RECORDS TO PROCESS
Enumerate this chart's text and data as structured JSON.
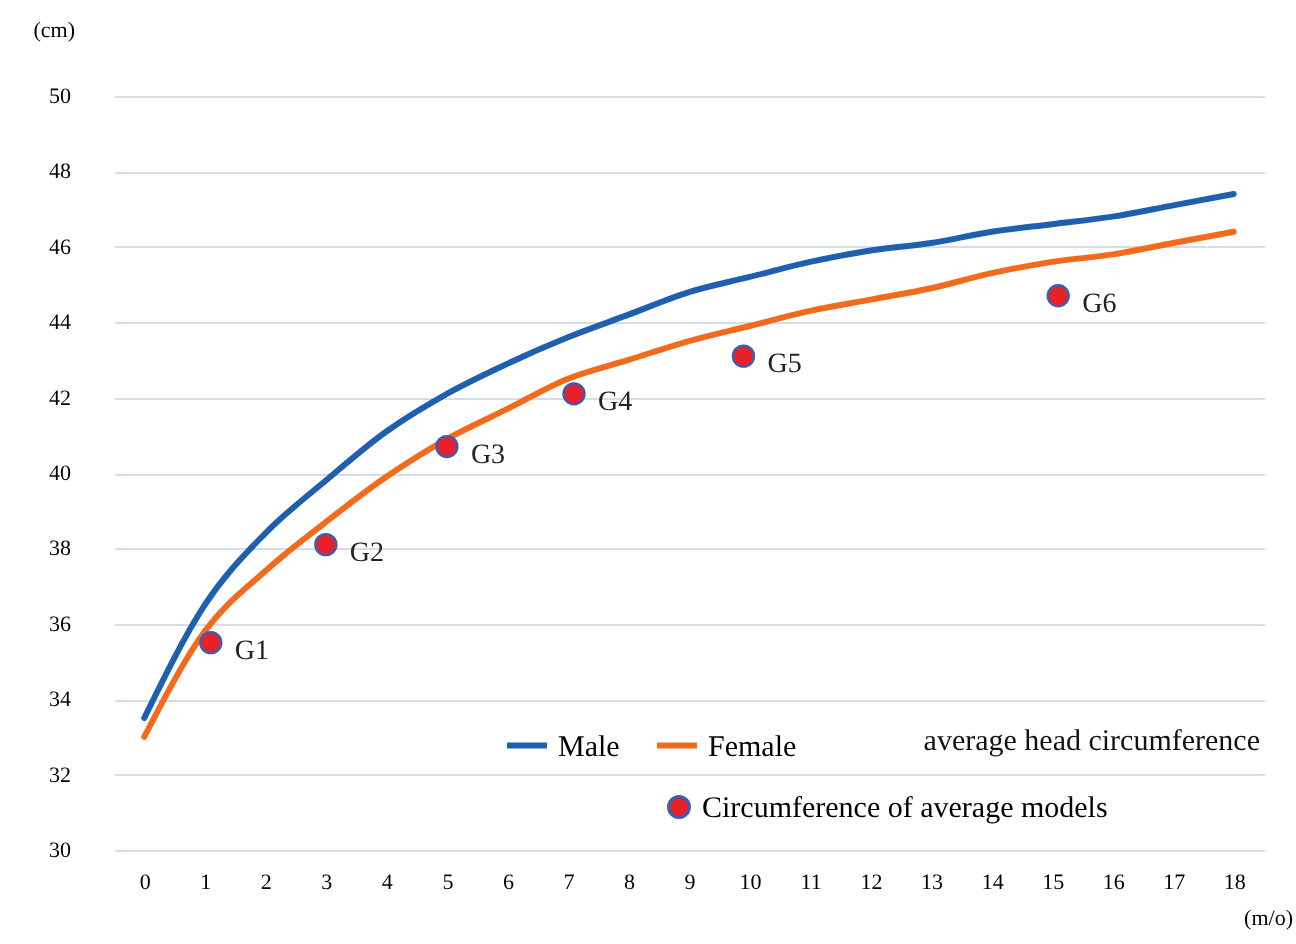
{
  "chart_data": {
    "type": "line",
    "xlabel": "(m/o)",
    "ylabel": "(cm)",
    "x": [
      0,
      1,
      2,
      3,
      4,
      5,
      6,
      7,
      8,
      9,
      10,
      11,
      12,
      13,
      14,
      15,
      16,
      17,
      18
    ],
    "xlim": [
      -0.5,
      18.5
    ],
    "xticks": [
      0,
      1,
      2,
      3,
      4,
      5,
      6,
      7,
      8,
      9,
      10,
      11,
      12,
      13,
      14,
      15,
      16,
      17,
      18
    ],
    "ylim": [
      30,
      50
    ],
    "yticks": [
      30,
      32,
      34,
      36,
      38,
      40,
      42,
      44,
      46,
      48,
      50
    ],
    "grid": "y",
    "legend": "bottom right",
    "marker": "none",
    "line_style": "solid",
    "series": [
      {
        "name": "Male",
        "color": "#1f5fb0",
        "values": [
          33.5,
          36.5,
          38.4,
          39.8,
          41.1,
          42.1,
          42.9,
          43.6,
          44.2,
          44.8,
          45.2,
          45.6,
          45.9,
          46.1,
          46.4,
          46.6,
          46.8,
          47.1,
          47.4
        ]
      },
      {
        "name": "Female",
        "color": "#f26b1d",
        "values": [
          33.0,
          35.8,
          37.4,
          38.7,
          39.9,
          40.9,
          41.7,
          42.5,
          43.0,
          43.5,
          43.9,
          44.3,
          44.6,
          44.9,
          45.3,
          45.6,
          45.8,
          46.1,
          46.4
        ]
      },
      {
        "name": "Circumference of average models",
        "type": "scatter",
        "marker": "circle",
        "color": "#e8202a",
        "x": [
          1.1,
          3.0,
          5.0,
          7.1,
          9.9,
          15.1
        ],
        "values": [
          35.5,
          38.1,
          40.7,
          42.1,
          43.1,
          44.7
        ],
        "value_labels": [
          "G1",
          "G2",
          "G3",
          "G4",
          "G5",
          "G6"
        ]
      }
    ],
    "annotations": [
      "average head circumference"
    ]
  }
}
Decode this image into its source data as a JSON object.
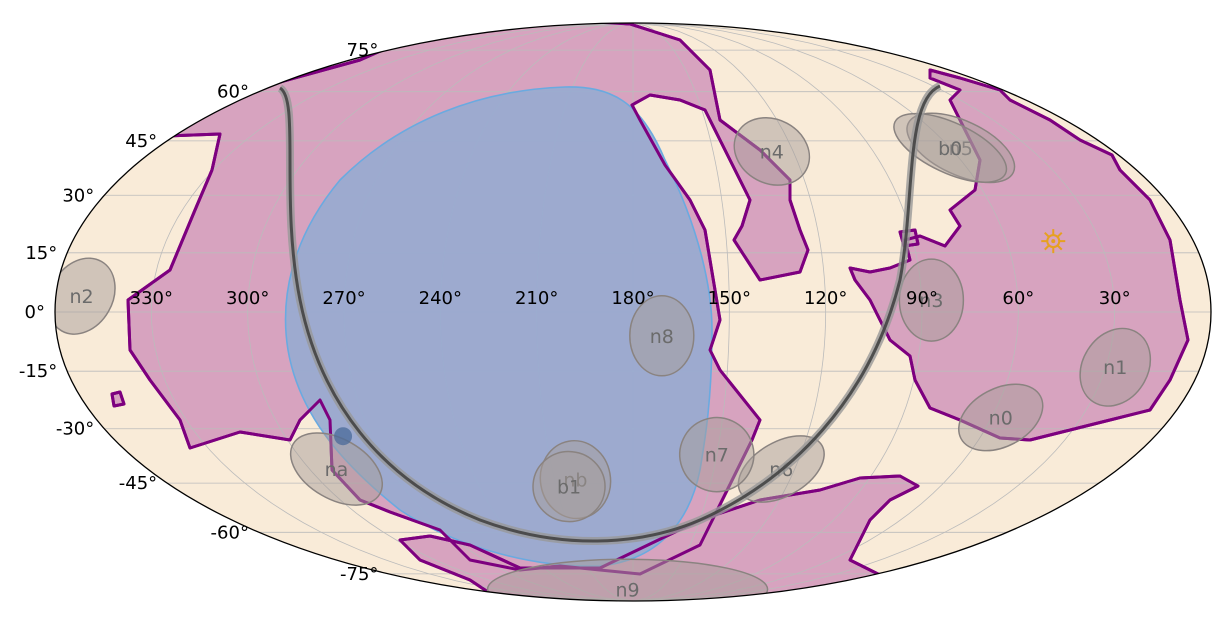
{
  "map": {
    "projection": "mollweide",
    "colors": {
      "ocean": "#f9ebd8",
      "land_fill": "#d7a3bf",
      "land_edge": "#7d007f",
      "blue_region_fill": "#98aad0",
      "blue_region_edge": "#6aaae0",
      "ellipse_fill": "#a89e9a",
      "ellipse_edge": "#8a8380",
      "grid": "#bbbbbb",
      "track": "#444444",
      "sun": "#e6a020",
      "marker": "#4a6a9a"
    },
    "lat_labels": [
      "75$^\\circ$",
      "60$^\\circ$",
      "45$^\\circ$",
      "30$^\\circ$",
      "15$^\\circ$",
      "0$^\\circ$",
      "-15$^\\circ$",
      "-30$^\\circ$",
      "-45$^\\circ$",
      "-60$^\\circ$",
      "-75$^\\circ$"
    ],
    "lat_label_text": [
      "75",
      "60",
      "45",
      "30",
      "15",
      "0",
      "-15",
      "-30",
      "-45",
      "-60",
      "-75"
    ],
    "lon_label_text": [
      "330",
      "300",
      "270",
      "240",
      "210",
      "180",
      "150",
      "120",
      "90",
      "60",
      "30"
    ],
    "degree_symbol": "°",
    "regions": [
      {
        "label": "n0",
        "lon": 57,
        "lat": -27,
        "w": 90,
        "h": 58,
        "rot": -28
      },
      {
        "label": "n1",
        "lon": 27,
        "lat": -14,
        "w": 65,
        "h": 82,
        "rot": 32
      },
      {
        "label": "n2",
        "lon": 352,
        "lat": 4,
        "w": 62,
        "h": 80,
        "rot": 30
      },
      {
        "label": "n3",
        "lon": 87,
        "lat": 3,
        "w": 64,
        "h": 82,
        "rot": 0
      },
      {
        "label": "n4",
        "lon": 128,
        "lat": 42,
        "w": 78,
        "h": 64,
        "rot": 28
      },
      {
        "label": "n5",
        "lon": 56,
        "lat": 43,
        "w": 116,
        "h": 54,
        "rot": 25
      },
      {
        "label": "n6",
        "lon": 125,
        "lat": -41,
        "w": 94,
        "h": 54,
        "rot": -30
      },
      {
        "label": "n7",
        "lon": 150,
        "lat": -37,
        "w": 74,
        "h": 74,
        "rot": -20
      },
      {
        "label": "n8",
        "lon": 171,
        "lat": -6,
        "w": 64,
        "h": 80,
        "rot": 0
      },
      {
        "label": "n9",
        "lon": 186,
        "lat": -82,
        "w": 280,
        "h": 60,
        "rot": 0
      },
      {
        "label": "na",
        "lon": 290,
        "lat": -41,
        "w": 100,
        "h": 60,
        "rot": 30
      },
      {
        "label": "nb",
        "lon": 202,
        "lat": -44,
        "w": 70,
        "h": 78,
        "rot": -10
      },
      {
        "label": "b0",
        "lon": 60,
        "lat": 43,
        "w": 122,
        "h": 50,
        "rot": 25
      },
      {
        "label": "b1",
        "lon": 205,
        "lat": -46,
        "w": 72,
        "h": 70,
        "rot": 5
      }
    ],
    "sun": {
      "lon": 45,
      "lat": 18
    },
    "marker": {
      "lon": 280,
      "lat": -32
    }
  }
}
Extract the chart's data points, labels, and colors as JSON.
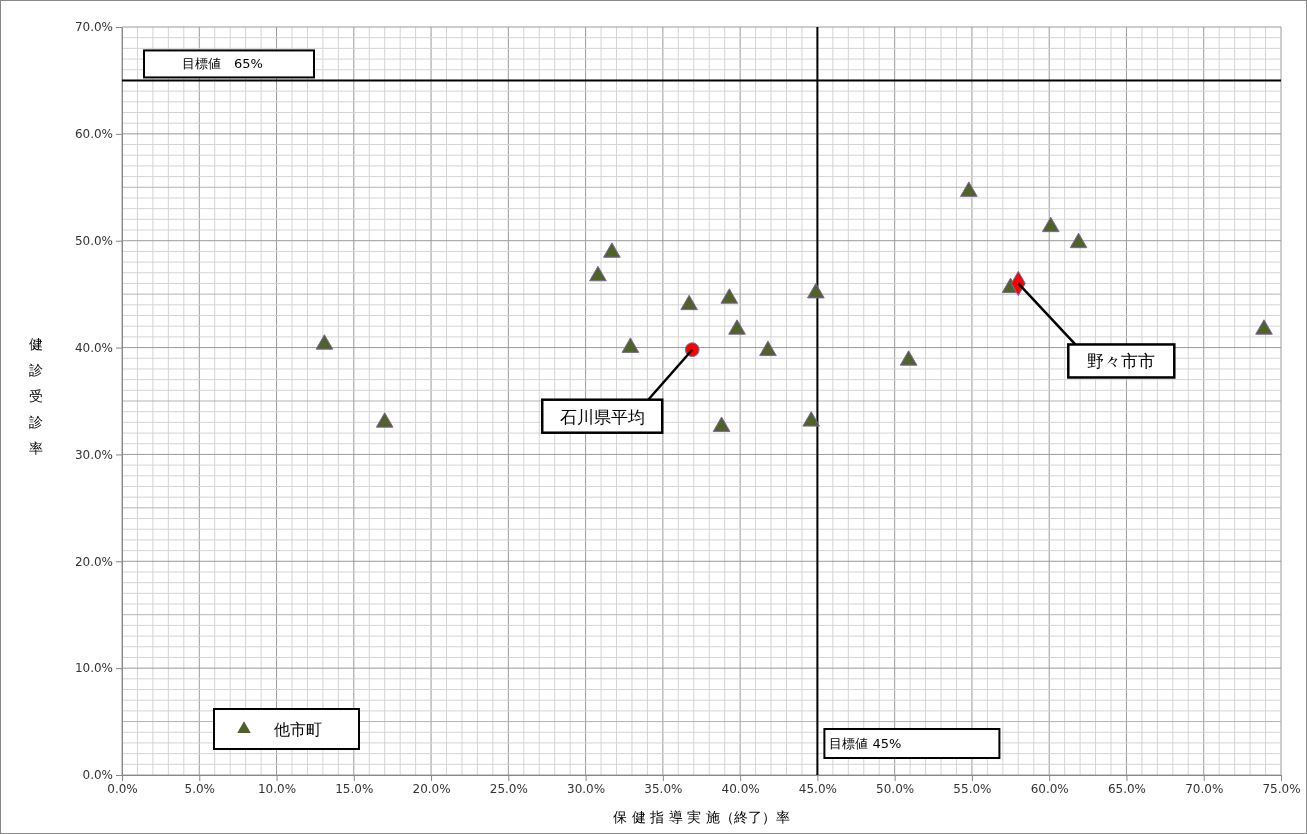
{
  "chart_data": {
    "type": "scatter",
    "xlabel": "保 健 指 導 実 施（終了）率",
    "ylabel": "健診受診率",
    "xlim": [
      0,
      75
    ],
    "ylim": [
      0,
      70
    ],
    "xticks": [
      {
        "value": 0,
        "label": "0.0%"
      },
      {
        "value": 5,
        "label": "5.0%"
      },
      {
        "value": 10,
        "label": "10.0%"
      },
      {
        "value": 15,
        "label": "15.0%"
      },
      {
        "value": 20,
        "label": "20.0%"
      },
      {
        "value": 25,
        "label": "25.0%"
      },
      {
        "value": 30,
        "label": "30.0%"
      },
      {
        "value": 35,
        "label": "35.0%"
      },
      {
        "value": 40,
        "label": "40.0%"
      },
      {
        "value": 45,
        "label": "45.0%"
      },
      {
        "value": 50,
        "label": "50.0%"
      },
      {
        "value": 55,
        "label": "55.0%"
      },
      {
        "value": 60,
        "label": "60.0%"
      },
      {
        "value": 65,
        "label": "65.0%"
      },
      {
        "value": 70,
        "label": "70.0%"
      },
      {
        "value": 75,
        "label": "75.0%"
      }
    ],
    "yticks": [
      {
        "value": 0,
        "label": "0.0%"
      },
      {
        "value": 10,
        "label": "10.0%"
      },
      {
        "value": 20,
        "label": "20.0%"
      },
      {
        "value": 30,
        "label": "30.0%"
      },
      {
        "value": 40,
        "label": "40.0%"
      },
      {
        "value": 50,
        "label": "50.0%"
      },
      {
        "value": 60,
        "label": "60.0%"
      },
      {
        "value": 70,
        "label": "70.0%"
      }
    ],
    "grid": true,
    "legend": "bottom left",
    "series": [
      {
        "name": "他市町",
        "color": "#4f6228",
        "marker": "triangle",
        "x": [
          13.1,
          17.0,
          30.8,
          31.7,
          32.9,
          36.7,
          39.3,
          39.8,
          38.8,
          41.8,
          44.6,
          44.9,
          50.9,
          54.8,
          57.5,
          60.1,
          61.9,
          73.9
        ],
        "values": [
          40.3,
          33.0,
          46.7,
          48.9,
          40.0,
          44.0,
          44.6,
          41.7,
          32.6,
          39.7,
          33.1,
          45.1,
          38.8,
          54.6,
          45.6,
          51.3,
          49.8,
          41.7
        ]
      },
      {
        "color": "#ff0000",
        "marker": "circle",
        "x": [
          36.9
        ],
        "values": [
          39.8
        ]
      },
      {
        "color": "#ff0000",
        "marker": "diamond",
        "x": [
          58.0
        ],
        "values": [
          46.0
        ]
      }
    ],
    "annotations": [
      {
        "text": "石川県平均",
        "x": 36.9,
        "y": 39.8
      },
      {
        "text": "野々市市",
        "x": 58.0,
        "y": 46.0
      }
    ],
    "ref_lines": [
      {
        "axis": "y",
        "value": 65,
        "label": "目標値　65%"
      },
      {
        "axis": "x",
        "value": 45,
        "label": "目標値 45%"
      }
    ]
  }
}
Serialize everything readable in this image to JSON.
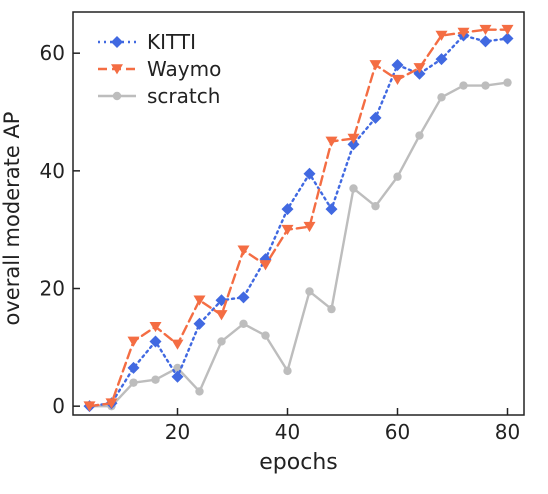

EXERCISE AIM
Output nothing but the number of lines in the data containing the string "colors".

TASK RESULT
2